→ 本文
________________
今回の「銭ゲバ」はこれまでの不安や勘違いを一掃してくれるような台詞が多かった。

 「貧しさは簡単に人を変えるんだ。愛なんてなくなっちゃうんだよ」

その通りだ。貧しいのが全部いけないんだ。風太郎のせいじゃないんだ。悪いのは、社会と親だ。
そうやって、彼の幼少時代のVTRを見て、可哀想な人生だと感じた人もいただろう。
でもそれはとてもつまらないありきたりの貧乏人情ドラマだ。

同情していた視聴者にこの直後、彼はにやけて言い放つ。

 「お前ら金持ちはこういう貧乏人が好きなんだよな
 従順で欲張らない身の程を知った貧乏人が好きなんだよな
 金持ちには決して牙を剥かない貧乏人がさ」

彼は幼少期、母親から「大事なのはお金じゃない人の心だ」と教えられる。
彼もずっとそう信じていた。
決して誰も憎まず、ひねくれずに、つつましく、まっすぐ生きてさえいえれば、いつかきっと心から豊かになれると。

彼は今、そう信じていたあの頃の自分に復讐をしているのだ。
金にでも父親にでも金持ちにでも、ましてや社会にでもない。
彼はあの頃の自分に復讐をしているのだ。

 「心なんかじゃ生きてけないんだよ、所詮、銭ズラ」

それを証明して、あの頃の自分を抹消するために、生きているのだ。

三國家での朝食シーン。
穏やかで柔らかで、この上ない幸せな画の中心に風太郎がいた。
このとき、彼は何を思っていたのだろう。
それを後の台詞で知る。

 「そうやって世界は成り立っているんだろうなって
 持つ人がいるから、持たない人がいる
 それが社会なんです
 みんなが同じなんてできるわけないんです」

彼はしょうもない人間だ。
まともな人間からみれば、単なる狂人、皮肉屋、負け犬の遠吠え。
うだうだ言うならさっさと消えろというところだ。
だから、視聴率も下降の一途なのだろうが。

この誰よりも醜悪な男に、強敵が現る。
それは父親だ。
輪をかけて、しょうもない男だ。
今回からこの父親の存在が大きな鍵になるのだろう。
いろいろ役作りにケチをつけたが、椎名桔平は、やっぱり上手だ。
もう、違和感のあったあのブルジョア風衣装も、“見栄を張りながらも、貧乏人として開き直ったフリをする貧乏人”という役作りなんだろうとさえ思えてきた。

風太郎は父親を殺さなかった。殺せなかった。
自分の中に、紛れもなく、この最低な忌むべき男と同じ血が流れていたからで、
この再会でそれを嫌というほど思い知らされてしまったのだ。
それに気づかされた瞬間の風太郎の表情は凄まじい。
父とは間逆の道を歩んでいたと思っていたのが、裏と表というだけだったということも。

やはりこのドラマを見るのに必要なものは何もない。
ただ、見ればいい。
貧乏人であろうと、金持ちであろうと、不愉快になるだけのドラマだ。
だから最高だ。

ジョージ秋山原作のラストは散々らしい。
既読の人の殆どは「テレビではありがちな“大切なものは銭以外”ってオチになるだろう」と予想しているそうだ。
私は原作を知らないが、できれば、散々で終わって欲しい。
どうせ視聴率低いなら、そういうのでいいんじゃないか。

初めから終わりまで、最悪なドラマであって欲しい。
________________
→ 記録データ
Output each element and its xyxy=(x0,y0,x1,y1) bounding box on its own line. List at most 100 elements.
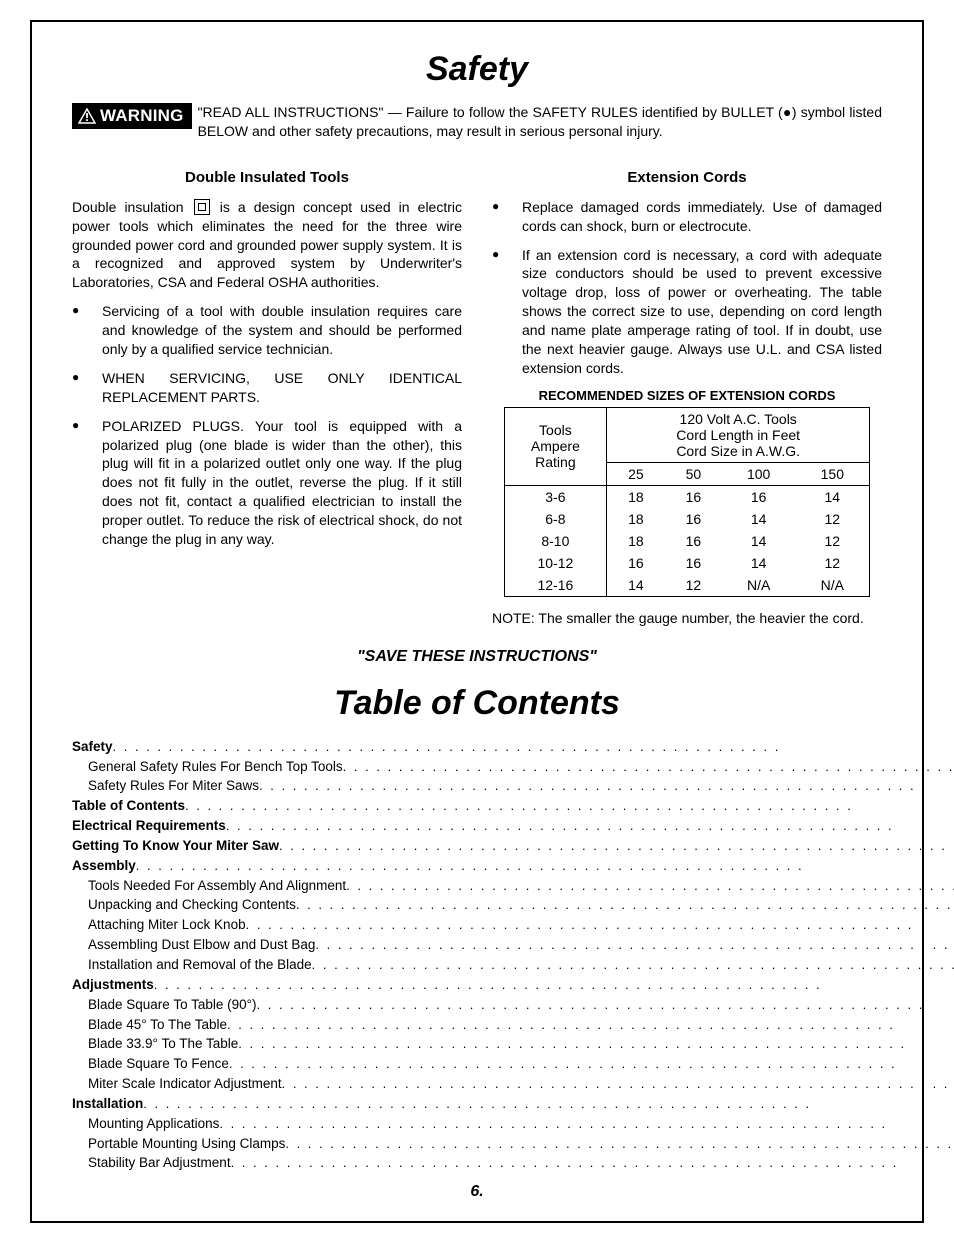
________________
→ 課題
本文をもとに、次の問いに答えよ。
1. 風太郎は幼少期、母親から何と教えられたか。
2. 風太郎が父親を殺せなかったのは、自分の中に何が流れていたからか。
3. 原作を既に読んだ人の殆どは、ドラマの結末をどう予想しているか。

→ 正解
1. 「大事なのはお金じゃない人の心だ」と教えられた。
2. この最低な忌むべき男(父親)と同じ血が流れていたから。
3. テレビではありがちな“大切なものは銭以外”というオチになると予想している。